Write out the passage of the landscape design awards text word for word, starting at "In projects around" and ending at "Boffa Miskell Ltd.".

#### Page text

The centerpiece of the project is undoubtedly the riverfront park – West Quay. The adjacent street was narrowed and a raft of pedestrian focused facilities were established in clear view of the river. At the highest level a broad hardwood timber boardwalk recalls the earlier wharf and doubles as a stage for community events. Connecting back to the street, and forming the auditorium, is a meandering “net” of lime chip paths, interspersed with seating, play equipment and exuberant coastal planting.

The detailing and patterns reference the geology, history and cultures of the area. The lamp standards, for instance recall the sweeping shapes of a waka or a Polynesian navigation chart. Most significantly, a large stone at the entry to the park has been carved in acknowledgement of the historical leadership role of Wiremu Kingi Rangitake. This was a first for the local municipality, and is an important part of the healing process within the community. Waitara is fortunate to have local councillors with long-term vision.

In projects around the country Isthmus Group have demonstrated command of a wide-ranging palette, from the rugged simplicity of the New Plymouth boardwalk to the polished sophistication of the Hastings town centre. The Jury debated whether the Waitara project has hit the right note in the scale, or whether a simpler approach could have achieved more for the resources.

However we concluded that the great achievement of Waitara is the role the ongoing project is playing in bringing a wounded community together, and in creating a new sense of pride and purpose.


LANDSCAPE DESIGN URBAN DESIGN Silver

WAIHI TOWN CENTRE Boffa Miskell Ltd.

The Waihi community’s brief has been fulfilled with a powerfully dramatic expression of Waihi’s mining heritage

Boffa Miskell were appointed in 1999 to re-start a streetscape improvement for the main street of Waihi. They reviewed the previous work, carried out a 2-day design exercise and undertook extensive consultation with the local community. They were not too precious to provide the community with what they wanted – a very literal expression of the town’s gold mining heritage.

They reconstructed an 18-metre high poppet-head structure – the big winch structure that acts as the lift machinery at the top of an underground mine. They picked the ideal position for this, at the highest point of the main street against the green backdrop of Martha’s Hill. It can be seen directly ahead on the Highway 2 approach from Tauranga, and much more dramatically on the approach from Auckland, where it stands out into the line of the street to form the climax point of an ascending line of historical street lamps that march rhythmically up the median line of the street.

########
#### Entries

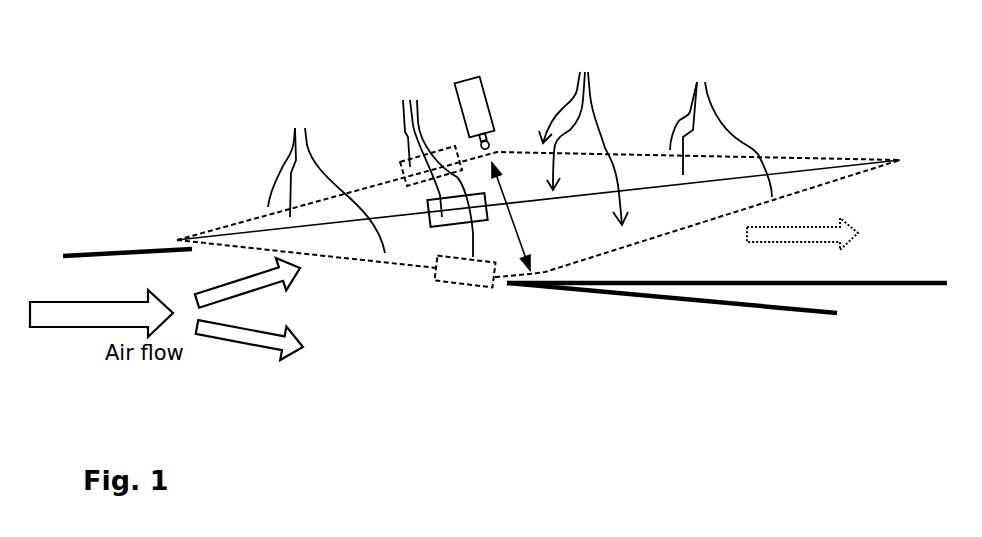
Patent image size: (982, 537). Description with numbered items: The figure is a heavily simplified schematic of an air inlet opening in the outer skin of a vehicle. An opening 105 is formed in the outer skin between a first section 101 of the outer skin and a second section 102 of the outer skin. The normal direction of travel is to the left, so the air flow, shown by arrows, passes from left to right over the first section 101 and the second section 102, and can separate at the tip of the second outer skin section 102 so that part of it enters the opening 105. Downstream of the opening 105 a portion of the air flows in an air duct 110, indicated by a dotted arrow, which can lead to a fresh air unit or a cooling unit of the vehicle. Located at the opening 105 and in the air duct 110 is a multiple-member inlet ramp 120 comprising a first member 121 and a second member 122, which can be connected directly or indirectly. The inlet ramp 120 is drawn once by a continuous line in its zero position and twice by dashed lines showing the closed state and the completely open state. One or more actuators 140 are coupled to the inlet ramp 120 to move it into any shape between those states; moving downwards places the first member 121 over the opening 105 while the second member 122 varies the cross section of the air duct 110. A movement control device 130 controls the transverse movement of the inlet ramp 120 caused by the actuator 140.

The first section of the outer skin 101 is at (127, 265).
The second section of the outer skin 102 is at (672, 308).
The opening 105 is at (538, 227).
The air duct 110 is at (833, 231).
The multiple-member inlet ramp 120 is at (583, 137).
The first member of the inlet ramp 121 is at (326, 178).
The second member of the inlet ramp 122 is at (721, 125).
The movement control device 130 is at (478, 100).
The actuator 140 is at (441, 181).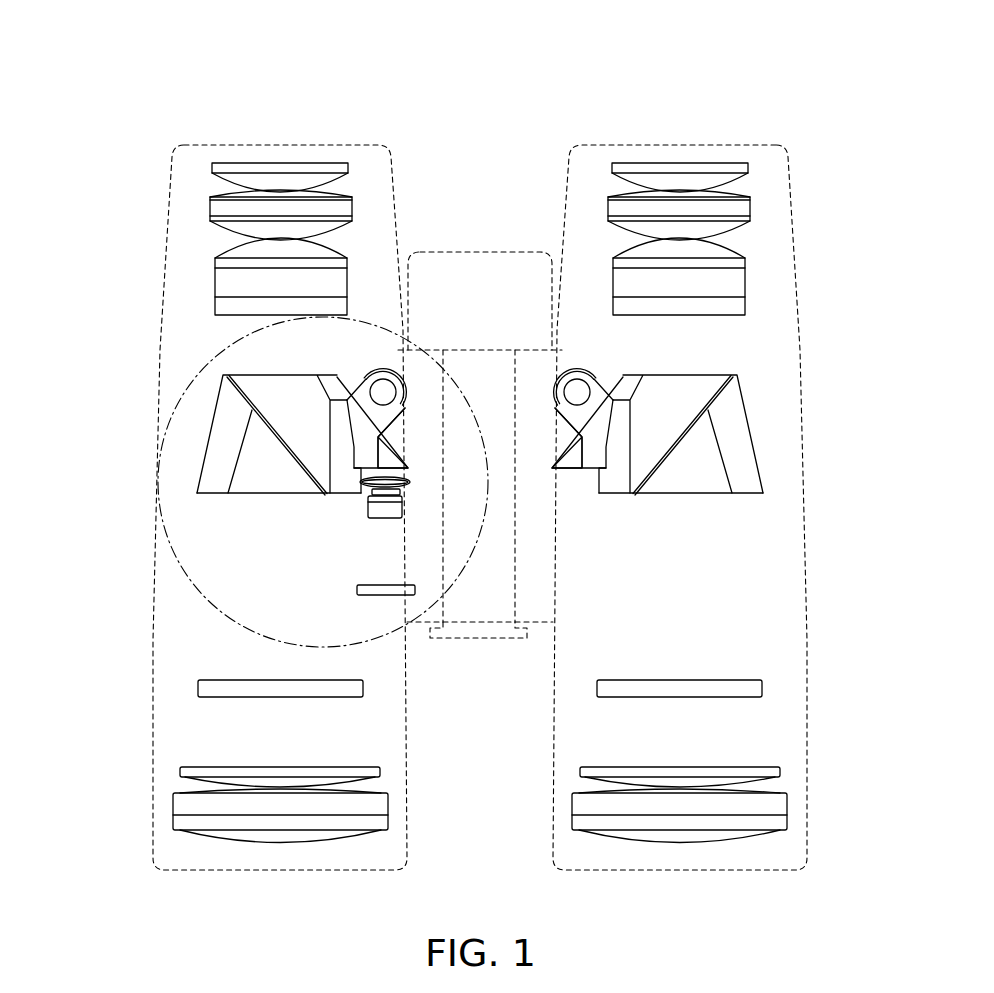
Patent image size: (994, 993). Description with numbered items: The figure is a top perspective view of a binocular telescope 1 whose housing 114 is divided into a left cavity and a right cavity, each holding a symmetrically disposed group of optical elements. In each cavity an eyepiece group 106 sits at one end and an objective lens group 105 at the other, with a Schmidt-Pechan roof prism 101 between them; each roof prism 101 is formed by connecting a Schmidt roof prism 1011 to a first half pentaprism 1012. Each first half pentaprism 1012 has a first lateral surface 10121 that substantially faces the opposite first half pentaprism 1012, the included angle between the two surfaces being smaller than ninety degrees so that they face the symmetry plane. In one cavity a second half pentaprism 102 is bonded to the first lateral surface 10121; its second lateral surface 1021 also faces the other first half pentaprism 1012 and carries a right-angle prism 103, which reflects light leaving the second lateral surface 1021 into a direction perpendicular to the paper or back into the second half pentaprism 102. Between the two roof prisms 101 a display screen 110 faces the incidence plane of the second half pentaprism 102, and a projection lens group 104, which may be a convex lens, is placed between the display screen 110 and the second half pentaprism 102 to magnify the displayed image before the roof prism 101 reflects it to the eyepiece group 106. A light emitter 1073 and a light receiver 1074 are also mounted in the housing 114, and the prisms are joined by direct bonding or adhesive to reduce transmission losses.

The binocular telescope 1 is at (73, 92).
The Schmidt-Pechan roof prism 101 is at (215, 360).
The Schmidt roof prism 1011 is at (218, 484).
The first half pentaprism 1012 is at (378, 398).
The first lateral surface 10121 is at (343, 370).
The second half pentaprism 102 is at (303, 477).
The second lateral surface 1021 is at (405, 442).
The right-angle prism 103 is at (362, 450).
The projection lens group 104 is at (352, 511).
The objective lens group 105 is at (190, 669).
The eyepiece group 106 is at (198, 244).
The light emitter 1073 is at (380, 425).
The light receiver 1074 is at (580, 425).
The display screen 110 is at (356, 590).
The housing 114 is at (178, 876).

########

:: Response to the task ::
In projects around the country Isthmus Group have demonstrated command of a wide-ranging palette, from the rugged simplicity of the New Plymouth boardwalk to the polished sophistication of the Hastings town centre. The Jury debated whether the Waitara project has hit the right note in the scale, or whether a simpler approach could have achieved more for the resources.

However we concluded that the great achievement of Waitara is the role the ongoing project is playing in bringing a wounded community together, and in creating a new sense of pride and purpose.


LANDSCAPE DESIGN URBAN DESIGN Silver

WAIHI TOWN CENTRE Boffa Miskell Ltd.